═════ Dataset rows
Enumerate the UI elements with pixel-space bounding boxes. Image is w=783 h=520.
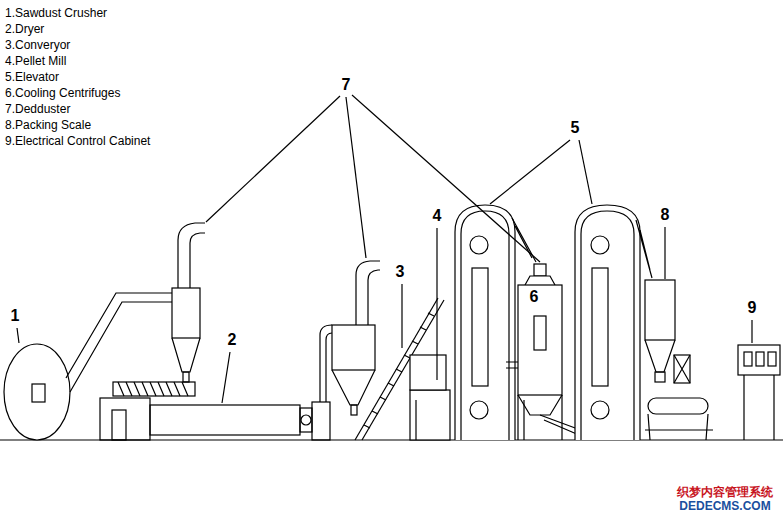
cabinet-legs [744,375,774,440]
pipe-wall [66,293,176,378]
cyclone-duct [178,223,205,288]
cooler-inlet [534,264,546,276]
mill-head [410,355,446,390]
cyclone-outlet [351,405,357,415]
scale-cross [674,355,690,383]
cyclone-two [320,261,380,415]
sawdust-crusher [4,344,70,440]
elevator-casing [575,205,640,440]
cabinet-meter [768,352,776,366]
callout-number: 9 [748,299,757,317]
hopper-cone [645,340,675,372]
scale-hopper [645,280,675,340]
dryer-drum [150,405,300,435]
leader-line [436,228,437,380]
callout-number: 7 [342,76,351,94]
cooler-window [534,316,546,350]
dryer-furnace [100,398,150,440]
boot-pulley [470,401,488,419]
cooler-pipe [506,362,518,368]
mill-base [410,390,450,440]
packing-scale [645,280,713,440]
cabinet-body [738,345,780,375]
elevator-casing [455,205,515,440]
part-list-item: 2.Dryer [5,22,44,36]
cooler-body [518,285,562,395]
crusher-pipe [66,293,176,392]
leader-line [751,320,752,343]
elevator-slot [592,268,608,386]
cyclone-duct [356,261,380,325]
leader-line [346,97,366,258]
crusher-body [4,344,70,440]
part-list-item: 7.Dedduster [5,102,70,116]
pellet-mill [410,355,450,440]
watermark: 织梦内容管理系统 [677,485,773,499]
pipe-wall [70,302,176,392]
elevator-inner [461,211,509,440]
dryer [100,382,330,440]
control-cabinet [738,345,780,440]
dryer-pipe [320,325,332,402]
cabinet-meter [756,352,764,366]
leader-line [17,328,19,343]
part-list-item: 8.Packing Scale [5,118,91,132]
callout-number: 4 [433,207,442,225]
head-pulley [470,236,488,254]
scale-box [674,355,690,383]
part-list-item: 5.Elevator [5,70,59,84]
cabinet-meter [744,352,752,366]
watermark: DEDECMS.COM [679,499,770,513]
elevator-two [575,205,652,440]
cyclone-body [332,325,375,370]
part-list-item: 4.Pellet Mill [5,54,66,68]
furnace-door [112,410,126,440]
elevator-chute [636,220,652,278]
callout-number: 3 [396,263,405,281]
leader-line [490,140,570,204]
hopper-outlet [655,372,665,382]
crusher-window [32,384,45,402]
leader-line [222,352,230,403]
cooler [506,264,586,440]
leader-line [352,95,540,262]
cooler-callout: 6 [529,288,540,306]
cyclone-one [172,223,205,382]
cooler-legs [518,395,562,440]
head-pulley [591,236,609,254]
cyclone-outlet [183,372,189,382]
callout-number: 1 [11,307,20,325]
belt-conveyor [648,398,708,414]
screw-feeder [113,382,195,396]
elevator-slot [472,268,488,386]
cyclone-cone [172,338,200,372]
cyclone-body [172,288,200,338]
callout-number: 8 [661,206,670,224]
part-list-item: 1.Sawdust Crusher [5,6,107,20]
boot-pulley [591,401,609,419]
leader-line [664,227,665,279]
drive-unit [300,408,312,432]
cyclone-cone [332,370,375,405]
part-list-item: 3.Converyor [5,38,70,52]
callout-number: 6 [529,288,540,306]
callout-number: 2 [228,331,237,349]
screw-thread [118,382,188,396]
part-list-item: 6.Cooling Centrifuges [5,86,120,100]
cooler-shoulder [525,276,555,285]
drum-outlet [312,402,330,440]
leader-line [206,96,340,222]
scale-stand [645,414,713,440]
elevator-inner [581,211,634,440]
drive-wheel [301,415,311,425]
leader-line [579,140,592,204]
mill-edge [415,400,416,440]
callout-number: 5 [571,119,580,137]
part-list-item: 9.Electrical Control Cabinet [5,134,150,148]
leader-line [401,284,402,348]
══════════
### What the task requires
Copy the lines above verbatim, from the line with "cabinet-legs [744,375,774,440]" to the line with "elevator-slot [592,268,608,386]", including both.

### Final result
cabinet-legs [744,375,774,440]
pipe-wall [66,293,176,378]
cyclone-duct [178,223,205,288]
cooler-inlet [534,264,546,276]
mill-head [410,355,446,390]
cyclone-outlet [351,405,357,415]
scale-cross [674,355,690,383]
cyclone-two [320,261,380,415]
sawdust-crusher [4,344,70,440]
elevator-casing [575,205,640,440]
cabinet-meter [768,352,776,366]
callout-number: 9 [748,299,757,317]
hopper-cone [645,340,675,372]
scale-hopper [645,280,675,340]
dryer-drum [150,405,300,435]
leader-line [436,228,437,380]
callout-number: 7 [342,76,351,94]
cooler-window [534,316,546,350]
dryer-furnace [100,398,150,440]
boot-pulley [470,401,488,419]
cooler-pipe [506,362,518,368]
mill-base [410,390,450,440]
packing-scale [645,280,713,440]
cabinet-body [738,345,780,375]
elevator-casing [455,205,515,440]
part-list-item: 2.Dryer [5,22,44,36]
cooler-body [518,285,562,395]
crusher-pipe [66,293,176,392]
leader-line [751,320,752,343]
elevator-slot [592,268,608,386]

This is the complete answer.